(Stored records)
################

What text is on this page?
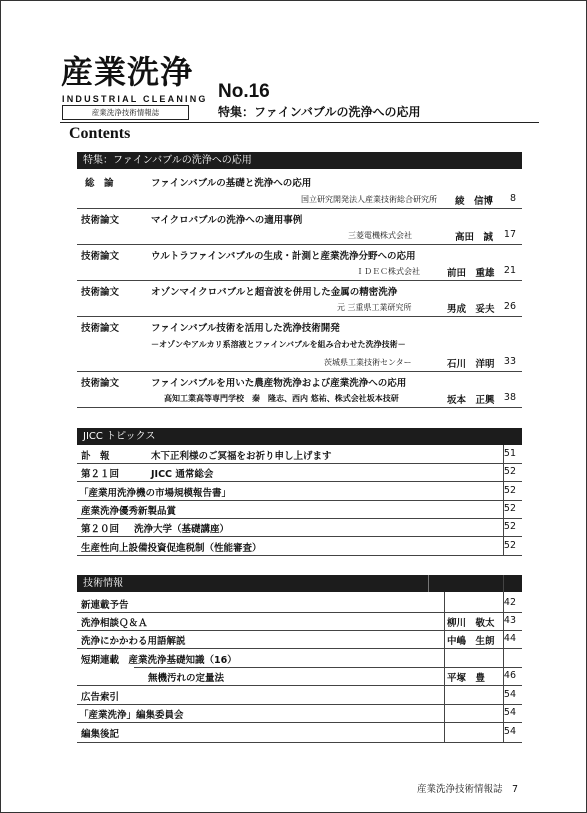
産業洗浄
INDUSTRIAL CLEANING
産業洗浄技術情報誌
No.16
特集：ファインバブルの洗浄への応用
Contents
特集：ファインバブルの洗浄への応用
総　論	ファインバブルの基礎と洗浄への応用
国立研究開発法人産業技術総合研究所 綾　信博	8
技術論文	マイクロバブルの洗浄への適用事例
三菱電機株式会社	高田　誠	17
技術論文	ウルトラファインバブルの生成・計測と産業洗浄分野への応用
ＩＤＥＣ株式会社	前田　重雄 21
技術論文	オゾンマイクロバブルと超音波を併用した金属の精密洗浄
元 三重県工業研究所	男成　妥夫 26
技術論文	ファインバブル技術を活用した洗浄技術開発
－オゾンやアルカリ系溶液とファインバブルを組み合わせた洗浄技術－
茨城県工業技術センター	石川　洋明 33
技術論文	ファインバブルを用いた農産物洗浄および産業洗浄への応用
高知工業高等専門学校　秦　隆志、西内 悠祐、株式会社坂本技研	坂本　正興 38
JICC トピックス
訃　報	木下正利様のご冥福をお祈り申し上げます	51
第２１回	JICC 通常総会	52
「産業用洗浄機の市場規模報告書」	52
産業洗浄優秀新製品賞	52
第２０回 洗浄大学（基礎講座）	52
生産性向上設備投資促進税制（性能審査）	52
技術情報
新連載予告	42
洗浄相談Ｑ＆Ａ	柳川　敬太 43
洗浄にかかわる用語解説	中嶋　生朗 44
短期連載　産業洗浄基礎知識（16）
無機汚れの定量法	平塚　豊	46
広告索引	54
「産業洗浄」編集委員会	54
編集後記	54
産業洗浄技術情報誌　7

################

> The exercise
Print each line of the material above exactly, with the pictures removed from your copy.

> Written solution
What text is on this page?
産業洗浄
INDUSTRIAL CLEANING
産業洗浄技術情報誌
No.16
特集：ファインバブルの洗浄への応用
Contents
特集：ファインバブルの洗浄への応用
総　論	ファインバブルの基礎と洗浄への応用
国立研究開発法人産業技術総合研究所 綾　信博	8
技術論文	マイクロバブルの洗浄への適用事例
三菱電機株式会社	高田　誠	17
技術論文	ウルトラファインバブルの生成・計測と産業洗浄分野への応用
ＩＤＥＣ株式会社	前田　重雄 21
技術論文	オゾンマイクロバブルと超音波を併用した金属の精密洗浄
元 三重県工業研究所	男成　妥夫 26
技術論文	ファインバブル技術を活用した洗浄技術開発
－オゾンやアルカリ系溶液とファインバブルを組み合わせた洗浄技術－
茨城県工業技術センター	石川　洋明 33
技術論文	ファインバブルを用いた農産物洗浄および産業洗浄への応用
高知工業高等専門学校　秦　隆志、西内 悠祐、株式会社坂本技研	坂本　正興 38
JICC トピックス
訃　報	木下正利様のご冥福をお祈り申し上げます	51
第２１回	JICC 通常総会	52
「産業用洗浄機の市場規模報告書」	52
産業洗浄優秀新製品賞	52
第２０回 洗浄大学（基礎講座）	52
生産性向上設備投資促進税制（性能審査）	52
技術情報
新連載予告	42
洗浄相談Ｑ＆Ａ	柳川　敬太 43
洗浄にかかわる用語解説	中嶋　生朗 44
短期連載　産業洗浄基礎知識（16）
無機汚れの定量法	平塚　豊	46
広告索引	54
「産業洗浄」編集委員会	54
編集後記	54
産業洗浄技術情報誌　7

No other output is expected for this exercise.